[WHAT TO PRODUCE]: Reproduce the records that follow in full, excluding any picture they contain.

··· RECORDS SHOWN

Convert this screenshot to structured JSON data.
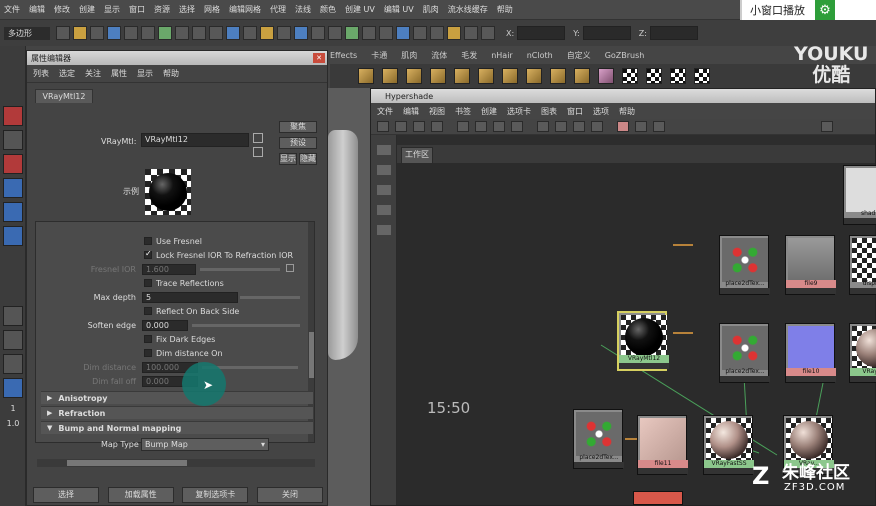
{
  "menubar": {
    "items": [
      "文件",
      "编辑",
      "修改",
      "创建",
      "显示",
      "窗口",
      "资源",
      "选择",
      "网格",
      "编辑网格",
      "代理",
      "法线",
      "颜色",
      "创建 UV",
      "编辑 UV",
      "肌肉",
      "流水线缓存",
      "帮助"
    ]
  },
  "pip": {
    "label": "小窗口播放"
  },
  "toolbar": {
    "mode": "多边形",
    "x_label": "X:",
    "y_label": "Y:",
    "z_label": "Z:"
  },
  "shelf": {
    "tabs": [
      "Effects",
      "卡通",
      "肌肉",
      "流体",
      "毛发",
      "nHair",
      "nCloth",
      "自定义",
      "GoZBrush"
    ]
  },
  "watermark_top": {
    "line1": "YOUKU",
    "line2": "优酷"
  },
  "left_strip": {
    "num1": "1",
    "num2": "1.0"
  },
  "attribute_editor": {
    "title": "属性编辑器",
    "menu": [
      "列表",
      "选定",
      "关注",
      "属性",
      "显示",
      "帮助"
    ],
    "tab": "VRayMtl12",
    "type_label": "VRayMtl:",
    "name_value": "VRayMtl12",
    "btn_focus": "聚焦",
    "btn_preset": "预设",
    "btn_show": "显示",
    "btn_hide": "隐藏",
    "swatch_label": "示例",
    "rows": {
      "use_fresnel": "Use Fresnel",
      "lock_fresnel": "Lock Fresnel IOR To Refraction IOR",
      "fresnel_ior_label": "Fresnel IOR",
      "fresnel_ior_value": "1.600",
      "trace_reflections": "Trace Reflections",
      "max_depth_label": "Max depth",
      "max_depth_value": "5",
      "reflect_back": "Reflect On Back Side",
      "soften_edge_label": "Soften edge",
      "soften_edge_value": "0.000",
      "fix_dark_edges": "Fix Dark Edges",
      "dim_distance_on": "Dim distance On",
      "dim_distance_label": "Dim distance",
      "dim_distance_value": "100.000",
      "dim_falloff_label": "Dim fall off",
      "dim_falloff_value": "0.000"
    },
    "sections": [
      "Anisotropy",
      "Refraction",
      "Bump and Normal mapping"
    ],
    "map_type_label": "Map Type",
    "map_type_value": "Bump Map",
    "buttons": [
      "选择",
      "加载属性",
      "复制选项卡",
      "关闭"
    ]
  },
  "hypershade": {
    "title": "Hypershade",
    "menu": [
      "文件",
      "编辑",
      "视图",
      "书签",
      "创建",
      "选项卡",
      "图表",
      "窗口",
      "选项",
      "帮助"
    ],
    "tab": "工作区",
    "time": "15:50",
    "nodes": [
      {
        "name": "shadi"
      },
      {
        "name": "place2dTex..."
      },
      {
        "name": "file9"
      },
      {
        "name": "displace"
      },
      {
        "name": "VRayMtl12"
      },
      {
        "name": "place2dTex..."
      },
      {
        "name": "file10"
      },
      {
        "name": "VRayB..."
      },
      {
        "name": "place2dTex..."
      },
      {
        "name": "file11"
      },
      {
        "name": "VRayFastSS"
      },
      {
        "name": "VRay..."
      }
    ]
  },
  "watermark_bottom": {
    "big": "朱峰社区",
    "small": "ZF3D.COM"
  }
}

······

[THE RESPONSE]:
Convert this screenshot to structured JSON data.
{
  "menubar": {
    "items": [
      "文件",
      "编辑",
      "修改",
      "创建",
      "显示",
      "窗口",
      "资源",
      "选择",
      "网格",
      "编辑网格",
      "代理",
      "法线",
      "颜色",
      "创建 UV",
      "编辑 UV",
      "肌肉",
      "流水线缓存",
      "帮助"
    ]
  },
  "pip": {
    "label": "小窗口播放"
  },
  "toolbar": {
    "mode": "多边形",
    "x_label": "X:",
    "y_label": "Y:",
    "z_label": "Z:"
  },
  "shelf": {
    "tabs": [
      "Effects",
      "卡通",
      "肌肉",
      "流体",
      "毛发",
      "nHair",
      "nCloth",
      "自定义",
      "GoZBrush"
    ]
  },
  "watermark_top": {
    "line1": "YOUKU",
    "line2": "优酷"
  },
  "left_strip": {
    "num1": "1",
    "num2": "1.0"
  },
  "attribute_editor": {
    "title": "属性编辑器",
    "menu": [
      "列表",
      "选定",
      "关注",
      "属性",
      "显示",
      "帮助"
    ],
    "tab": "VRayMtl12",
    "type_label": "VRayMtl:",
    "name_value": "VRayMtl12",
    "btn_focus": "聚焦",
    "btn_preset": "预设",
    "btn_show": "显示",
    "btn_hide": "隐藏",
    "swatch_label": "示例",
    "rows": {
      "use_fresnel": "Use Fresnel",
      "lock_fresnel": "Lock Fresnel IOR To Refraction IOR",
      "fresnel_ior_label": "Fresnel IOR",
      "fresnel_ior_value": "1.600",
      "trace_reflections": "Trace Reflections",
      "max_depth_label": "Max depth",
      "max_depth_value": "5",
      "reflect_back": "Reflect On Back Side",
      "soften_edge_label": "Soften edge",
      "soften_edge_value": "0.000",
      "fix_dark_edges": "Fix Dark Edges",
      "dim_distance_on": "Dim distance On",
      "dim_distance_label": "Dim distance",
      "dim_distance_value": "100.000",
      "dim_falloff_label": "Dim fall off",
      "dim_falloff_value": "0.000"
    },
    "sections": [
      "Anisotropy",
      "Refraction",
      "Bump and Normal mapping"
    ],
    "map_type_label": "Map Type",
    "map_type_value": "Bump Map",
    "buttons": [
      "选择",
      "加载属性",
      "复制选项卡",
      "关闭"
    ]
  },
  "hypershade": {
    "title": "Hypershade",
    "menu": [
      "文件",
      "编辑",
      "视图",
      "书签",
      "创建",
      "选项卡",
      "图表",
      "窗口",
      "选项",
      "帮助"
    ],
    "tab": "工作区",
    "time": "15:50",
    "nodes": [
      {
        "name": "shadi"
      },
      {
        "name": "place2dTex..."
      },
      {
        "name": "file9"
      },
      {
        "name": "displace"
      },
      {
        "name": "VRayMtl12"
      },
      {
        "name": "place2dTex..."
      },
      {
        "name": "file10"
      },
      {
        "name": "VRayB..."
      },
      {
        "name": "place2dTex..."
      },
      {
        "name": "file11"
      },
      {
        "name": "VRayFastSS"
      },
      {
        "name": "VRay..."
      }
    ]
  },
  "watermark_bottom": {
    "big": "朱峰社区",
    "small": "ZF3D.COM"
  }
}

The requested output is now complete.